▸ WHAT YOU SHOULD DO
Copy out, word for word, the post below on writing a business plan for MedStartr.
TEXT UNDER STUDY section start
I was on a panel a few weeks ago at Health 2.0’s

Matchpoint East New York with my friends Unity Stoakes from Startup health and Brad Weinberg from Blueprint Health when Unity noted that the days of the business plan being the first thing people do were over. I could not agree more, especially for early stage companies like many of the ideas that get started on MedStartr.

I didn’t write a plan for MedStartr itself until September and we launched the site in July. It’s actually kind of funny. I was headed to San Francisco and had a bunch of meetings with people I thought would want to see it down on Sand Hill Road. So with about two hours of battery life, I decided to write my biz plan in my very cramped coach seat, much to the annoyance of the people on either side of me. Why didn’t I write it before? Because I had no idea what the plan was.  Yes, I had a pretty clear vision of what I wanted to create, but I really had no idea what the market would say and I wanted to listen closely whatever it had to say.

And this is the point, that if you don’t listen to your potential customers first, then you have no idea what to write and no business being in business.  This is why I love the image above, which I borrowed from Jennifer Ward from Clark College, because it expresses that one should find the “$”, else, return to idea phase.  I wish I did that for FairCareMD.com, where I wrote a 54 page business plan and didn’t figure out where the money was for 18 months and three versions.  If I had crowdfunded FairCareMD in 2009 instead of 2012, I would have developed much faster and smarter.
TEXT UNDER STUDY section end
DATA RECORDS section start
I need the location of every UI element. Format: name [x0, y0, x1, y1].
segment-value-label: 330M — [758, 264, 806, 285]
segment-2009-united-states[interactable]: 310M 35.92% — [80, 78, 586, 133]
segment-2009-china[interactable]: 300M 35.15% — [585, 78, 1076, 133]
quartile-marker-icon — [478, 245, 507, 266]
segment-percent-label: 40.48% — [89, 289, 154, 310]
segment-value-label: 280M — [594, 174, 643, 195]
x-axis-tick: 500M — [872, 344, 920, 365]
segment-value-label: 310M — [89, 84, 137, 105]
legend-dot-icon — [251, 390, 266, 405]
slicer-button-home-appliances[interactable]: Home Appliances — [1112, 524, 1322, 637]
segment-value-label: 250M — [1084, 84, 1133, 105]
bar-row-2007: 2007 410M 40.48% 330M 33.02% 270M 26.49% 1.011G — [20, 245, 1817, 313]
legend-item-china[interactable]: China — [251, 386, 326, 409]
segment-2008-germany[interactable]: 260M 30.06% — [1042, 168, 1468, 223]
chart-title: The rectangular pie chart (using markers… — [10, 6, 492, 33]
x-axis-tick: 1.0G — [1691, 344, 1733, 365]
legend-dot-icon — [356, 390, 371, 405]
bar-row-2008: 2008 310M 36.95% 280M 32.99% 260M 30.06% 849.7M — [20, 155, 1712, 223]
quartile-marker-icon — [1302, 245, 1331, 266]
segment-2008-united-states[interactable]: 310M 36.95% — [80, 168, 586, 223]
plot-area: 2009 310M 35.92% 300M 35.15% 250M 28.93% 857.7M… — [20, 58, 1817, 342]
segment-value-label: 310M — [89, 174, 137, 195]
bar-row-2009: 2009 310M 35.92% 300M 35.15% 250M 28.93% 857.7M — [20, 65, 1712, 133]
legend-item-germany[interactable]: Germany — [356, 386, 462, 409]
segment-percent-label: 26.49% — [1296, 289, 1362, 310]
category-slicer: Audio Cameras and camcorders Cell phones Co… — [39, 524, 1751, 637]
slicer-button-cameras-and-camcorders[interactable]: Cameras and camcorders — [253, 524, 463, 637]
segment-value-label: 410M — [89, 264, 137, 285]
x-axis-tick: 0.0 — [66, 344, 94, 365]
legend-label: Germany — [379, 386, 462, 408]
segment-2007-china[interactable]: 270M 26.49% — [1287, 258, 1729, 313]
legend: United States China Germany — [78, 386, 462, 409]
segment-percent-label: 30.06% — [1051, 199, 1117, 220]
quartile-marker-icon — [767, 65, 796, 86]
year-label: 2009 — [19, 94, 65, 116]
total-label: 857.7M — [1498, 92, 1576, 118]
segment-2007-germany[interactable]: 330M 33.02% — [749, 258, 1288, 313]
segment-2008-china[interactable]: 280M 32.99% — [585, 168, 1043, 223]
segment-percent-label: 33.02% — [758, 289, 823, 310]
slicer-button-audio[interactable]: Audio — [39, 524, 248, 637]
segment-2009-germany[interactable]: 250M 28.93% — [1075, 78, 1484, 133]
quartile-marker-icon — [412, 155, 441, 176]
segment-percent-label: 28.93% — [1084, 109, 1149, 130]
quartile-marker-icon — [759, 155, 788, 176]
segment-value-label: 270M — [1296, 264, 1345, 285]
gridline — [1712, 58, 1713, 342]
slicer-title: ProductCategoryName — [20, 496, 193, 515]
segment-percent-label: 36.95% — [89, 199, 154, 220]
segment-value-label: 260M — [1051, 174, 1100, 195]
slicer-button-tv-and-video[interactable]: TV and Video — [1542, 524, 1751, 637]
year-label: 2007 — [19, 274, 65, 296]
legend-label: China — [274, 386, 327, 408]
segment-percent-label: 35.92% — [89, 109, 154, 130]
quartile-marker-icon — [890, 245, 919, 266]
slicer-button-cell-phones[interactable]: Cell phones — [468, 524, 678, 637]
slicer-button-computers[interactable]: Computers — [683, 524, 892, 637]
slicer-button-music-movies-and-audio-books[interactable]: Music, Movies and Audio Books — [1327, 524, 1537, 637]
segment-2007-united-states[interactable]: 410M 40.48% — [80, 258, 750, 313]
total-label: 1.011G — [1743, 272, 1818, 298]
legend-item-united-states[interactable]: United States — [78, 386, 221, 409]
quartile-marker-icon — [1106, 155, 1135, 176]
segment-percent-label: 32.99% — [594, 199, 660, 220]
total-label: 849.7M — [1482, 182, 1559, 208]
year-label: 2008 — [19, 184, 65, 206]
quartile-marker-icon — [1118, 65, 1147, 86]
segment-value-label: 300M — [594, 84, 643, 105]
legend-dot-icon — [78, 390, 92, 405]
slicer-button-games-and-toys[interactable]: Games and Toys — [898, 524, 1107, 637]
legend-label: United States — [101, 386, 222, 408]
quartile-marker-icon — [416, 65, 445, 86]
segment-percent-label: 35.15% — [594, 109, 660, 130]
DATA RECORDS section end
▸ RESULT OF THIS EXERCISE
I was on a panel a few weeks ago at Health 2.0’s

Matchpoint East New York with my friends Unity Stoakes from Startup health and Brad Weinberg from Blueprint Health when Unity noted that the days of the business plan being the first thing people do were over. I could not agree more, especially for early stage companies like many of the ideas that get started on MedStartr.

I didn’t write a plan for MedStartr itself until September and we launched the site in July. It’s actually kind of funny. I was headed to San Francisco and had a bunch of meetings with people I thought would want to see it down on Sand Hill Road. So with about two hours of battery life, I decided to write my biz plan in my very cramped coach seat, much to the annoyance of the people on either side of me. Why didn’t I write it before? Because I had no idea what the plan was.  Yes, I had a pretty clear vision of what I wanted to create, but I really had no idea what the market would say and I wanted to listen closely whatever it had to say.

And this is the point, that if you don’t listen to your potential customers first, then you have no idea what to write and no business being in business.  This is why I love the image above, which I borrowed from Jennifer Ward from Clark College, because it expresses that one should find the “$”, else, return to idea phase.  I wish I did that for FairCareMD.com, where I wrote a 54 page business plan and didn’t figure out where the money was for 18 months and three versions.  If I had crowdfunded FairCareMD in 2009 instead of 2012, I would have developed much faster and smarter.